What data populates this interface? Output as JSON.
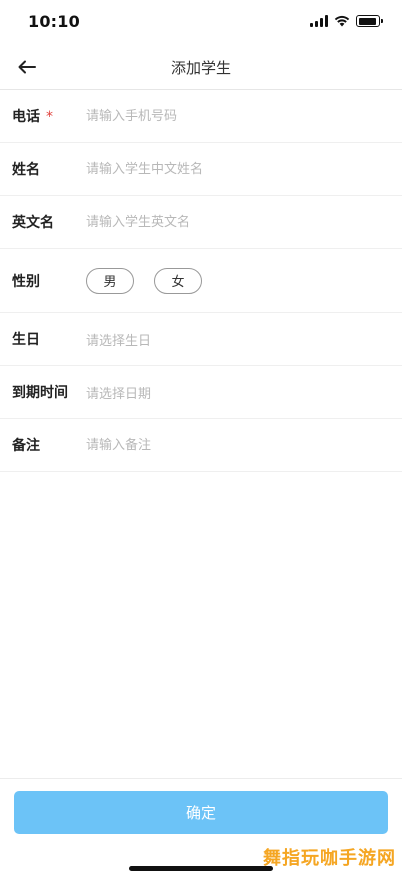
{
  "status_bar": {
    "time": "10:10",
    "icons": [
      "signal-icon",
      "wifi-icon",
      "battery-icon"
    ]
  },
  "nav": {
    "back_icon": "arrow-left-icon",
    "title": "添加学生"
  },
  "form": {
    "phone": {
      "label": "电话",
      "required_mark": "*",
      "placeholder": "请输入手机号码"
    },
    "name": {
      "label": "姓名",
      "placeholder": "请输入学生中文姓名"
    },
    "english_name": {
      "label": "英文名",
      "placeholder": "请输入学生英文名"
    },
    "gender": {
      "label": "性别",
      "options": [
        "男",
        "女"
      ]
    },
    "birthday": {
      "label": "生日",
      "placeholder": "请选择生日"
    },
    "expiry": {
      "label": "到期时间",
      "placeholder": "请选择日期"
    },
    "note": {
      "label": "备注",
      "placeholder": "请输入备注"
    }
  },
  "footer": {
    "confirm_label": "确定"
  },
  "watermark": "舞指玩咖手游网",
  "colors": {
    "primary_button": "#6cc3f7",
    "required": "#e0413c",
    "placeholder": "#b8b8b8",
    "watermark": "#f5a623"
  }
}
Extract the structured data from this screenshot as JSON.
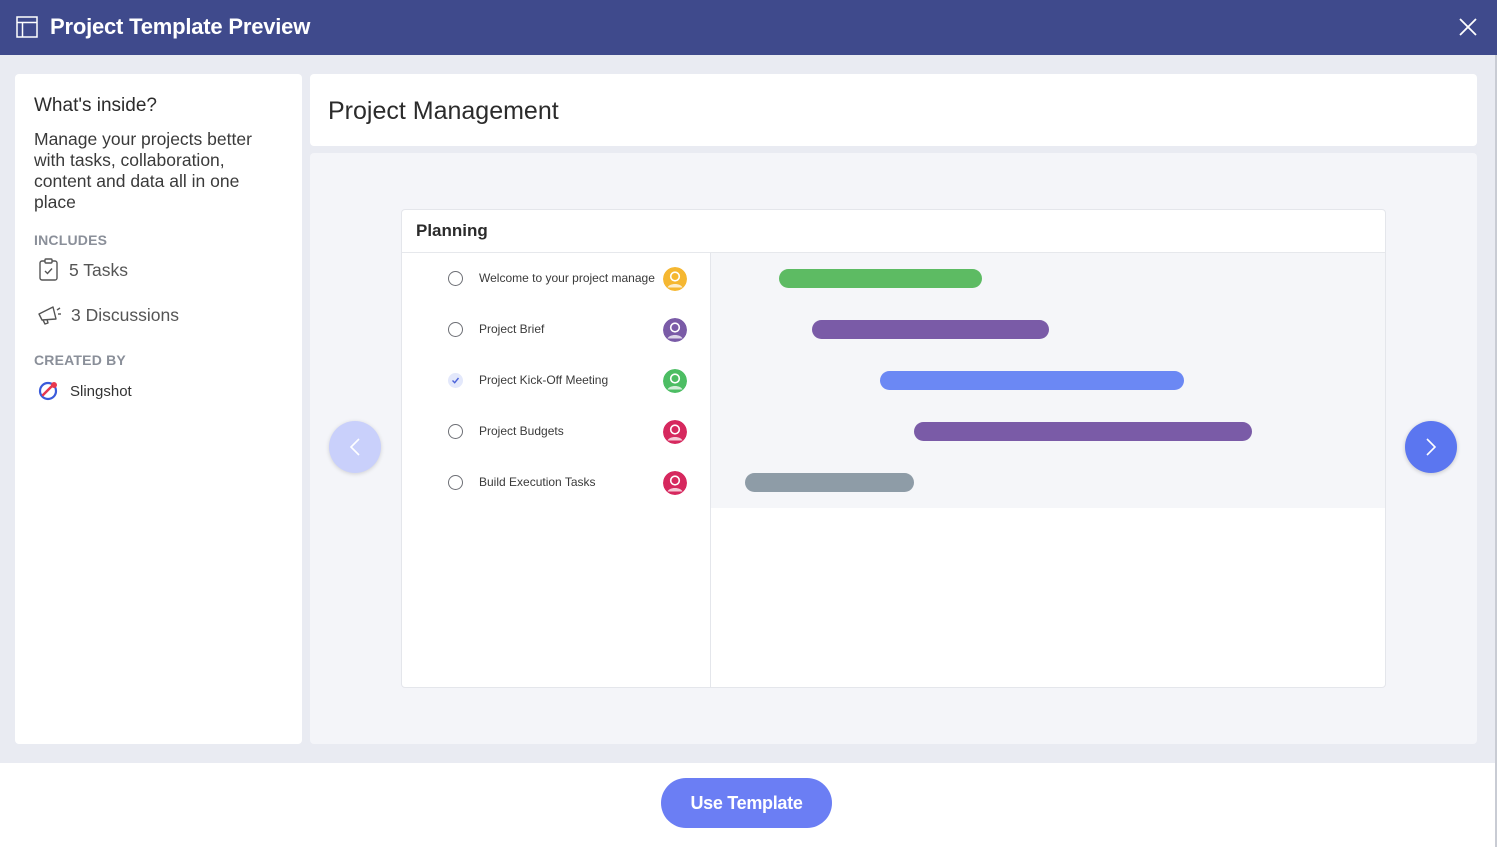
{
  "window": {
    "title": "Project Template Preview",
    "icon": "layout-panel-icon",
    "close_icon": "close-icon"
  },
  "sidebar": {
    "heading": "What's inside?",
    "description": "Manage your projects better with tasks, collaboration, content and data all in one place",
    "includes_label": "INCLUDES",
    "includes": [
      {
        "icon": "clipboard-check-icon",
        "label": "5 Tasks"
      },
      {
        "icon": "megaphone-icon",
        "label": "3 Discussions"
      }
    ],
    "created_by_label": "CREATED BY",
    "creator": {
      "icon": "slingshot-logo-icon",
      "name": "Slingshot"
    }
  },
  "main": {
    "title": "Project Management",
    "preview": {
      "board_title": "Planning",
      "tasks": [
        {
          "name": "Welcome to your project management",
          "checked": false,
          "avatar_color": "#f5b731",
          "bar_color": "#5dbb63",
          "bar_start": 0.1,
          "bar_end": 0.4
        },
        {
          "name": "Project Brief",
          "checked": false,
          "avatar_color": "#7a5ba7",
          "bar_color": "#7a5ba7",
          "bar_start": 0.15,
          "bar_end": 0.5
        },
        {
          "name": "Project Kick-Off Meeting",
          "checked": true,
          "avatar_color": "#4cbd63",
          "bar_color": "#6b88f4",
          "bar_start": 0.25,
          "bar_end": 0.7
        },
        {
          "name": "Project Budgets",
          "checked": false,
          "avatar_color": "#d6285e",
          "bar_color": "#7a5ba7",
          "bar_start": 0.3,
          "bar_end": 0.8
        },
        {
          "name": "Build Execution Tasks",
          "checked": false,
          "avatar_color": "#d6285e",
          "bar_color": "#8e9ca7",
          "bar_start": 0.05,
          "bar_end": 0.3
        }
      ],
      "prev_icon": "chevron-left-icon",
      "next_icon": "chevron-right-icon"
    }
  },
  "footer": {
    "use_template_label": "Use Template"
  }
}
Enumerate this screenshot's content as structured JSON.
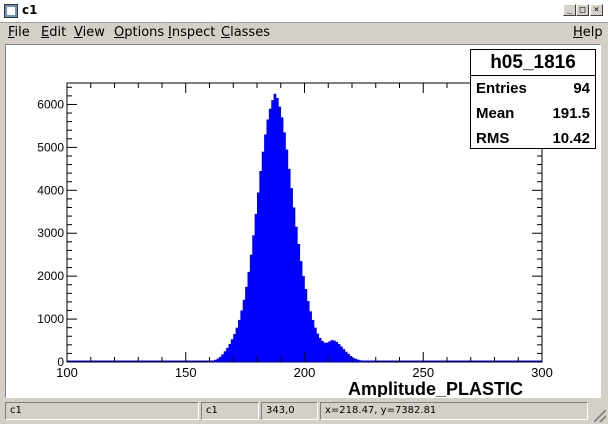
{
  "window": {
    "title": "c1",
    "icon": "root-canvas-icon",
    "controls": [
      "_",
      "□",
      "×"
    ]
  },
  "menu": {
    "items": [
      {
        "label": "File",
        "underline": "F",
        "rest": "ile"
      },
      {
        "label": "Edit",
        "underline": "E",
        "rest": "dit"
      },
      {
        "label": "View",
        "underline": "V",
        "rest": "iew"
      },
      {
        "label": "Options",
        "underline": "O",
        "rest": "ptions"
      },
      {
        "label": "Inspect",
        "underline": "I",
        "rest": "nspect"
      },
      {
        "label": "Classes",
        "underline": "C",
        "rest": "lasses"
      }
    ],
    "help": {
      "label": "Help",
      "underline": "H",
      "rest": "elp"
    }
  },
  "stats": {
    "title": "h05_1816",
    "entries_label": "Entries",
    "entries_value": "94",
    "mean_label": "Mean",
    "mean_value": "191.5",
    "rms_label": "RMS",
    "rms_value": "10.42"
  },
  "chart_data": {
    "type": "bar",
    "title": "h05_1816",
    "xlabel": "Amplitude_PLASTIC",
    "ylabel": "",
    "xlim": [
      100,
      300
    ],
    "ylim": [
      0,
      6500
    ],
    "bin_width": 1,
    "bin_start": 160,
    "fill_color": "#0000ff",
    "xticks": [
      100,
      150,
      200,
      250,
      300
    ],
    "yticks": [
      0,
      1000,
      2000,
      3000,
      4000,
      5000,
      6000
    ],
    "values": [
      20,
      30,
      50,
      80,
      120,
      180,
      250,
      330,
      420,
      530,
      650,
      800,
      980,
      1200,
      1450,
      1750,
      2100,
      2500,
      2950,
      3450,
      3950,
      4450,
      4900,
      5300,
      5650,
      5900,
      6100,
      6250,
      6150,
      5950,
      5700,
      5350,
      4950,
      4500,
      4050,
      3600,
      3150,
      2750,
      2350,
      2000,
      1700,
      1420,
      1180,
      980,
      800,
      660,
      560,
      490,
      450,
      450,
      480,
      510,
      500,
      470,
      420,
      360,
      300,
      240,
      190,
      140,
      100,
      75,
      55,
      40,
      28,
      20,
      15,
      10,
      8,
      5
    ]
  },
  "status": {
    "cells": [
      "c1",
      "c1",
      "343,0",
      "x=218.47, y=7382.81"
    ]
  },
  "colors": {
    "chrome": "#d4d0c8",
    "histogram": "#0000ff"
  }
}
+++
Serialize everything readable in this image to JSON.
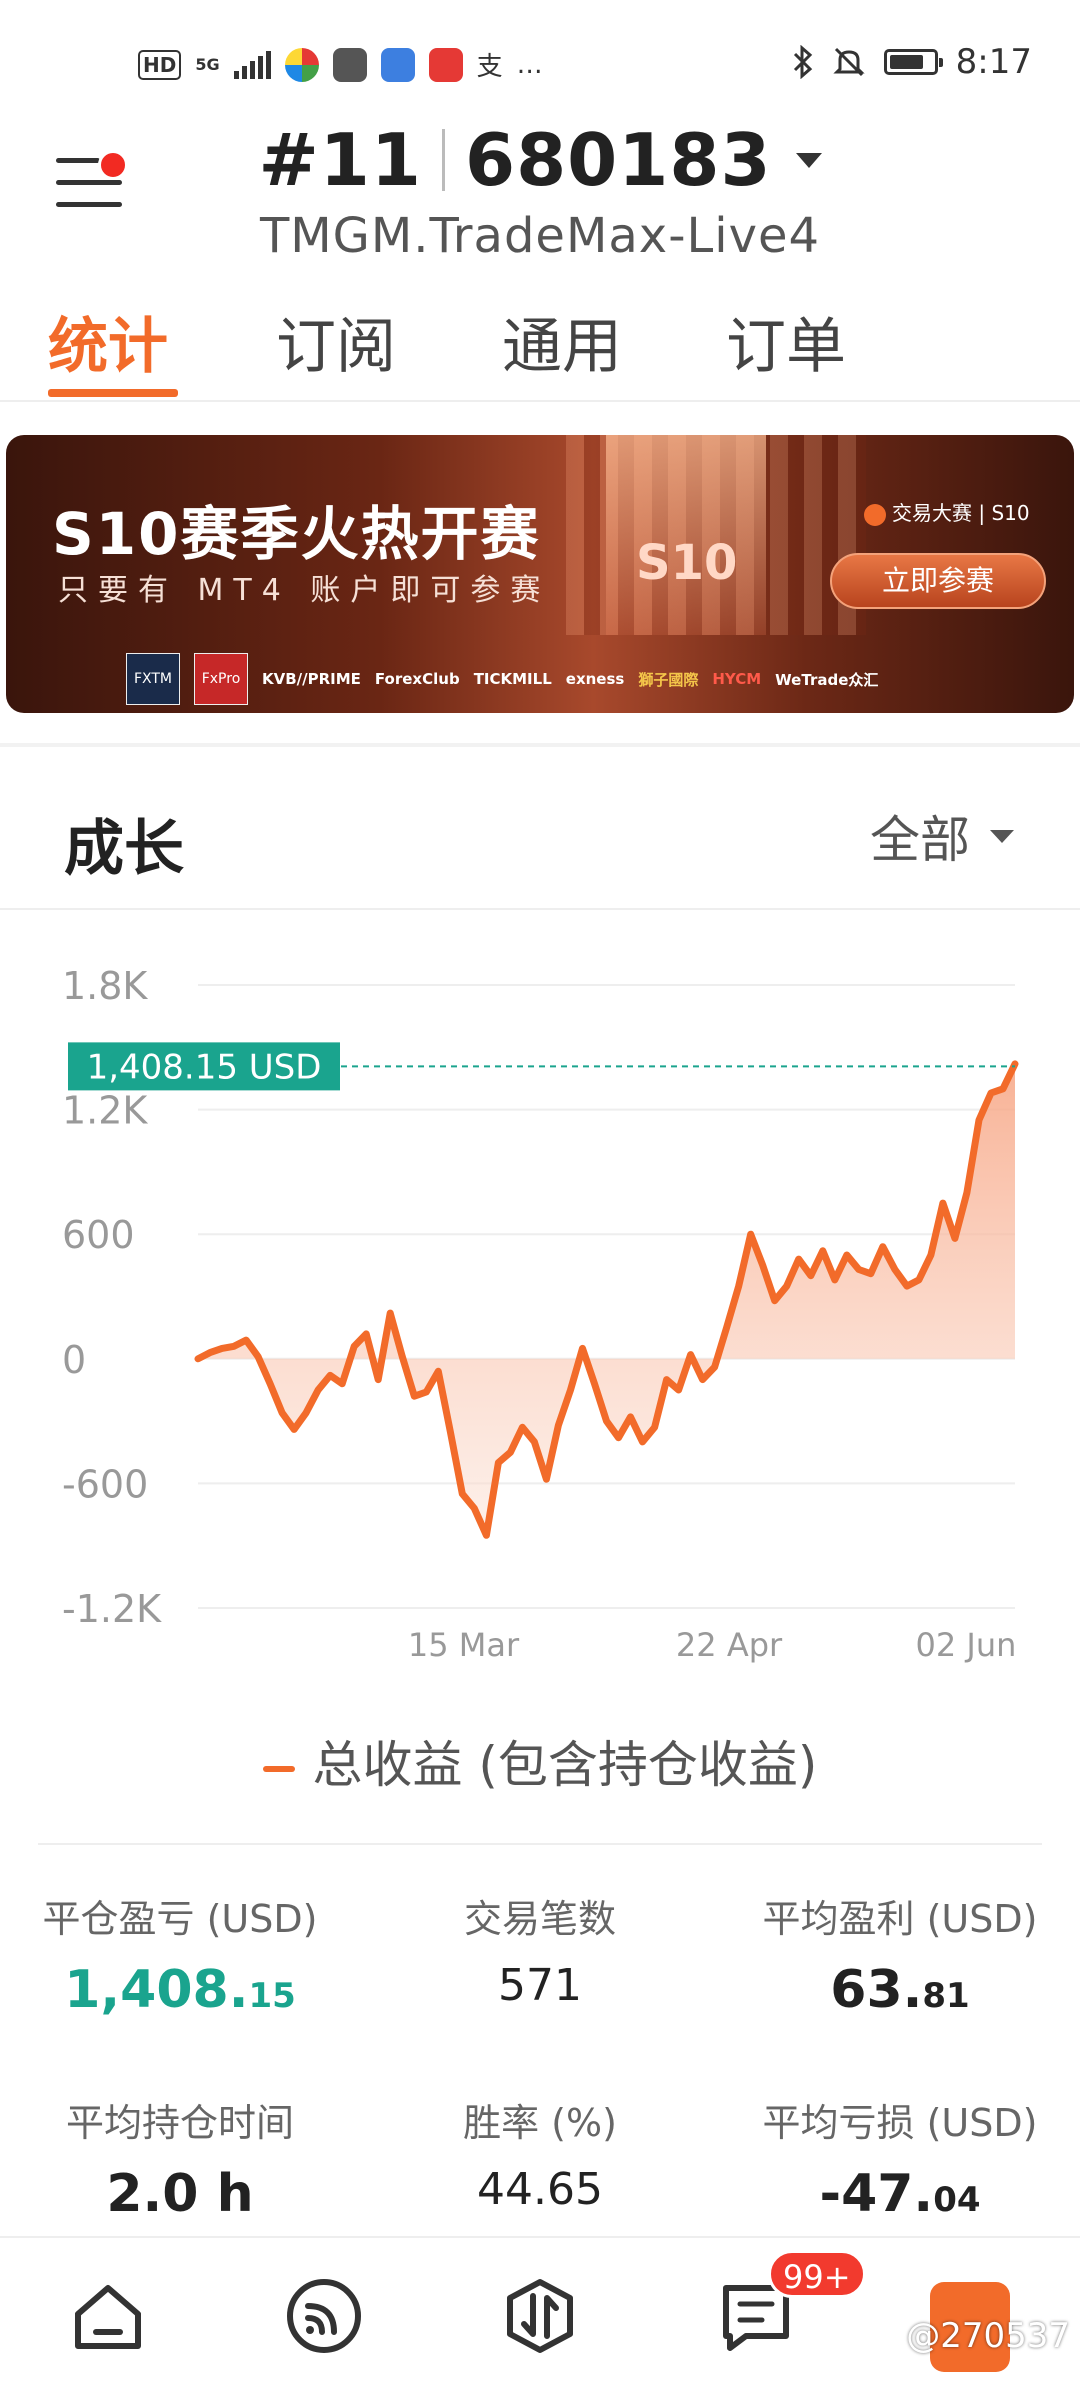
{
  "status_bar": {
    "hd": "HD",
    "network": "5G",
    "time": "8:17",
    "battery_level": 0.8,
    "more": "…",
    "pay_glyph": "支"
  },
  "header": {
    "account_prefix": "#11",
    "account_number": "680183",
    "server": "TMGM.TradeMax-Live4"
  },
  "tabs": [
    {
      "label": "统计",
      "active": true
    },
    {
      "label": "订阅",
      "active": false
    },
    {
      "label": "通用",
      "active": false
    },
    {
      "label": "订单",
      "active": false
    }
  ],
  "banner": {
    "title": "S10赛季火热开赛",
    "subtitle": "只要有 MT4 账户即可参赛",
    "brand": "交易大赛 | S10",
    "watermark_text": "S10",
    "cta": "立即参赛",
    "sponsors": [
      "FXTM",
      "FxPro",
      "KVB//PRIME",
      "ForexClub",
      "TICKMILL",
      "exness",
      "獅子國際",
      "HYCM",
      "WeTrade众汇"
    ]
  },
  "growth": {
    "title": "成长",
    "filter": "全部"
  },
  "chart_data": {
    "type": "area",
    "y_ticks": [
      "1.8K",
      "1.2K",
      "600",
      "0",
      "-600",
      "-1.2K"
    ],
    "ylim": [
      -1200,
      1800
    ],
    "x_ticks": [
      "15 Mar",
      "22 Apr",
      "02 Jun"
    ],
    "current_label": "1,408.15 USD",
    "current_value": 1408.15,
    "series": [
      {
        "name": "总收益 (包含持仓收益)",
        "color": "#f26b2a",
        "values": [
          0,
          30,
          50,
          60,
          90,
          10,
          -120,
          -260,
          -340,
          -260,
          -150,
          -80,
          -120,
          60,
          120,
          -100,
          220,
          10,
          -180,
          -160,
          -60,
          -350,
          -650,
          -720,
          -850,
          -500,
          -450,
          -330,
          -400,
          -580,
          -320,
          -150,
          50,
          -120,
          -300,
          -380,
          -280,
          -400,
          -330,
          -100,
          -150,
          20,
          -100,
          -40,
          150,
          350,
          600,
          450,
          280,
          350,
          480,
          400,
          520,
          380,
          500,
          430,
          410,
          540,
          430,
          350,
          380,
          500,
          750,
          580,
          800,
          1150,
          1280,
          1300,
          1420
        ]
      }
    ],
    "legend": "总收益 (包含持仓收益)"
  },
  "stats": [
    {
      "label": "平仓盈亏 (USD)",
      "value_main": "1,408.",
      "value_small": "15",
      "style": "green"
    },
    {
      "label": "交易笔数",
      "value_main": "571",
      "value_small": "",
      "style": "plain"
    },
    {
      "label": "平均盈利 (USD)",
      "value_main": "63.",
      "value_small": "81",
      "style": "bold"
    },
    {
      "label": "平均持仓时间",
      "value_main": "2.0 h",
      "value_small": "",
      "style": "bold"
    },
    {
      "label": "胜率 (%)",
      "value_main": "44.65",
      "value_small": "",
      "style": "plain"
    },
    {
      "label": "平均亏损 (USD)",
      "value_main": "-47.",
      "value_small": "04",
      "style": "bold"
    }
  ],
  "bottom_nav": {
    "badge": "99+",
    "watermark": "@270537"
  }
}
+++
Look through the records and gather every line containing "chevron".

### Full answer
      "prev_icon": "chevron-left-icon",
      "next_icon": "chevron-right-icon"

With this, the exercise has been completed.